STATED PROBLEM
Repeat the material verbatim and drop the pictures.
## BEGIN
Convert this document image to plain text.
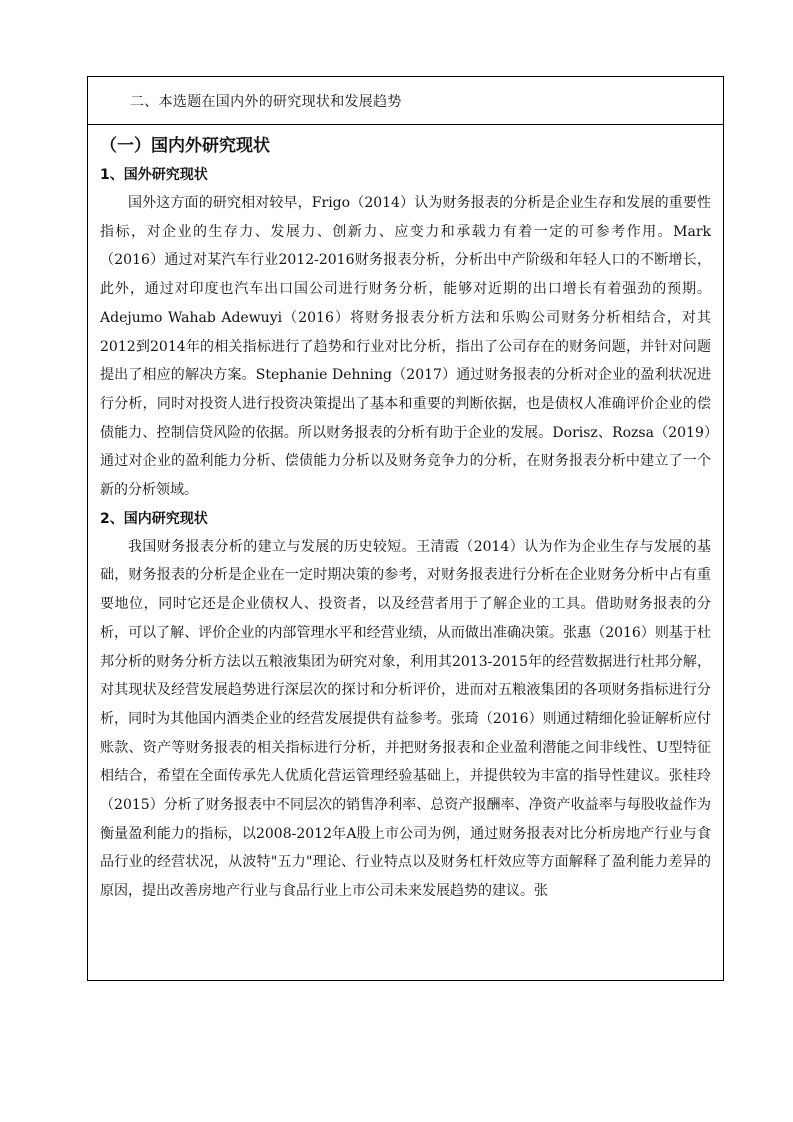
二、本选题在国内外的研究现状和发展趋势

（一）国内外研究现状

1、国外研究现状

国外这方面的研究相对较早，Frigo（2014）认为财务报表的分析是企业生存和发展的重要性指标，对企业的生存力、发展力、创新力、应变力和承载力有着一定的可参考作用。Mark（2016）通过对某汽车行业2012-2016财务报表分析，分析出中产阶级和年轻人口的不断增长，此外，通过对印度也汽车出口国公司进行财务分析，能够对近期的出口增长有着强劲的预期。Adejumo Wahab Adewuyi（2016）将财务报表分析方法和乐购公司财务分析相结合，对其2012到2014年的相关指标进行了趋势和行业对比分析，指出了公司存在的财务问题，并针对问题提出了相应的解决方案。Stephanie Dehning（2017）通过财务报表的分析对企业的盈利状况进行分析，同时对投资人进行投资决策提出了基本和重要的判断依据，也是债权人准确评价企业的偿债能力、控制信贷风险的依据。所以财务报表的分析有助于企业的发展。Dorisz、Rozsa（2019）通过对企业的盈利能力分析、偿债能力分析以及财务竞争力的分析，在财务报表分析中建立了一个新的分析领域。

2、国内研究现状

我国财务报表分析的建立与发展的历史较短。王清霞（2014）认为作为企业生存与发展的基础，财务报表的分析是企业在一定时期决策的参考，对财务报表进行分析在企业财务分析中占有重要地位，同时它还是企业债权人、投资者，以及经营者用于了解企业的工具。借助财务报表的分析，可以了解、评价企业的内部管理水平和经营业绩，从而做出准确决策。张惠（2016）则基于杜邦分析的财务分析方法以五粮液集团为研究对象，利用其2013-2015年的经营数据进行杜邦分解，对其现状及经营发展趋势进行深层次的探讨和分析评价，进而对五粮液集团的各项财务指标进行分析，同时为其他国内酒类企业的经营发展提供有益参考。张琦（2016）则通过精细化验证解析应付账款、资产等财务报表的相关指标进行分析，并把财务报表和企业盈利潜能之间非线性、U型特征相结合，希望在全面传承先人优质化营运管理经验基础上，并提供较为丰富的指导性建议。张桂玲（2015）分析了财务报表中不同层次的销售净利率、总资产报酬率、净资产收益率与每股收益作为衡量盈利能力的指标，以2008-2012年A股上市公司为例，通过财务报表对比分析房地产行业与食品行业的经营状况，从波特"五力"理论、行业特点以及财务杠杆效应等方面解释了盈利能力差异的原因，提出改善房地产行业与食品行业上市公司未来发展趋势的建议。张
## END
EXERCISE OUTPUT
Convert this document image to plain text.
二、本选题在国内外的研究现状和发展趋势

（一）国内外研究现状

1、国外研究现状

国外这方面的研究相对较早，Frigo（2014）认为财务报表的分析是企业生存和发展的重要性指标，对企业的生存力、发展力、创新力、应变力和承载力有着一定的可参考作用。Mark（2016）通过对某汽车行业2012-2016财务报表分析，分析出中产阶级和年轻人口的不断增长，此外，通过对印度也汽车出口国公司进行财务分析，能够对近期的出口增长有着强劲的预期。Adejumo Wahab Adewuyi（2016）将财务报表分析方法和乐购公司财务分析相结合，对其2012到2014年的相关指标进行了趋势和行业对比分析，指出了公司存在的财务问题，并针对问题提出了相应的解决方案。Stephanie Dehning（2017）通过财务报表的分析对企业的盈利状况进行分析，同时对投资人进行投资决策提出了基本和重要的判断依据，也是债权人准确评价企业的偿债能力、控制信贷风险的依据。所以财务报表的分析有助于企业的发展。Dorisz、Rozsa（2019）通过对企业的盈利能力分析、偿债能力分析以及财务竞争力的分析，在财务报表分析中建立了一个新的分析领域。

2、国内研究现状

我国财务报表分析的建立与发展的历史较短。王清霞（2014）认为作为企业生存与发展的基础，财务报表的分析是企业在一定时期决策的参考，对财务报表进行分析在企业财务分析中占有重要地位，同时它还是企业债权人、投资者，以及经营者用于了解企业的工具。借助财务报表的分析，可以了解、评价企业的内部管理水平和经营业绩，从而做出准确决策。张惠（2016）则基于杜邦分析的财务分析方法以五粮液集团为研究对象，利用其2013-2015年的经营数据进行杜邦分解，对其现状及经营发展趋势进行深层次的探讨和分析评价，进而对五粮液集团的各项财务指标进行分析，同时为其他国内酒类企业的经营发展提供有益参考。张琦（2016）则通过精细化验证解析应付账款、资产等财务报表的相关指标进行分析，并把财务报表和企业盈利潜能之间非线性、U型特征相结合，希望在全面传承先人优质化营运管理经验基础上，并提供较为丰富的指导性建议。张桂玲（2015）分析了财务报表中不同层次的销售净利率、总资产报酬率、净资产收益率与每股收益作为衡量盈利能力的指标，以2008-2012年A股上市公司为例，通过财务报表对比分析房地产行业与食品行业的经营状况，从波特"五力"理论、行业特点以及财务杠杆效应等方面解释了盈利能力差异的原因，提出改善房地产行业与食品行业上市公司未来发展趋势的建议。张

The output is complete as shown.